- [Record excerpts]
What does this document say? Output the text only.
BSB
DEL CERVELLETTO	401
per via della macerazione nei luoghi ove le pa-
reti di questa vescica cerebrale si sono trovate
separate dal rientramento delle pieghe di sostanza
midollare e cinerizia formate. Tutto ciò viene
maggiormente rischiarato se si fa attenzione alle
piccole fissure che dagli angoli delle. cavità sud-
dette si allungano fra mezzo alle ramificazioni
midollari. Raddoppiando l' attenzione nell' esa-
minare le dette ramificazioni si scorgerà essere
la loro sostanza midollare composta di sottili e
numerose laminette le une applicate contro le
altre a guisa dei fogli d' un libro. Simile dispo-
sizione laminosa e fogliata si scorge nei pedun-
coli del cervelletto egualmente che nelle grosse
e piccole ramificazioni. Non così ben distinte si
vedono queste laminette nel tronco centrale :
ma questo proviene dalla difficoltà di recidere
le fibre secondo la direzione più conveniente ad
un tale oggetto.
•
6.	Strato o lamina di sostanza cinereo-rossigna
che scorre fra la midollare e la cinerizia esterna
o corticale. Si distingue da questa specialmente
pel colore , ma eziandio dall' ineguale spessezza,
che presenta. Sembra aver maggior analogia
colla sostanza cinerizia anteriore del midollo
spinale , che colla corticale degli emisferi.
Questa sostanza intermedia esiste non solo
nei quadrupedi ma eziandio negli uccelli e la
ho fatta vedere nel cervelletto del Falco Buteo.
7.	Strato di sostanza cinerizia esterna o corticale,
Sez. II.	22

- [Problem to work on] Your task is to quote the listing above word for word.

- [Solution to the exercise]
What does this document say? Output the text only.
BSB
DEL CERVELLETTO	401
per via della macerazione nei luoghi ove le pa-
reti di questa vescica cerebrale si sono trovate
separate dal rientramento delle pieghe di sostanza
midollare e cinerizia formate. Tutto ciò viene
maggiormente rischiarato se si fa attenzione alle
piccole fissure che dagli angoli delle. cavità sud-
dette si allungano fra mezzo alle ramificazioni
midollari. Raddoppiando l' attenzione nell' esa-
minare le dette ramificazioni si scorgerà essere
la loro sostanza midollare composta di sottili e
numerose laminette le une applicate contro le
altre a guisa dei fogli d' un libro. Simile dispo-
sizione laminosa e fogliata si scorge nei pedun-
coli del cervelletto egualmente che nelle grosse
e piccole ramificazioni. Non così ben distinte si
vedono queste laminette nel tronco centrale :
ma questo proviene dalla difficoltà di recidere
le fibre secondo la direzione più conveniente ad
un tale oggetto.
•
6.	Strato o lamina di sostanza cinereo-rossigna
che scorre fra la midollare e la cinerizia esterna
o corticale. Si distingue da questa specialmente
pel colore , ma eziandio dall' ineguale spessezza,
che presenta. Sembra aver maggior analogia
colla sostanza cinerizia anteriore del midollo
spinale , che colla corticale degli emisferi.
Questa sostanza intermedia esiste non solo
nei quadrupedi ma eziandio negli uccelli e la
ho fatta vedere nel cervelletto del Falco Buteo.
7.	Strato di sostanza cinerizia esterna o corticale,
Sez. II.	22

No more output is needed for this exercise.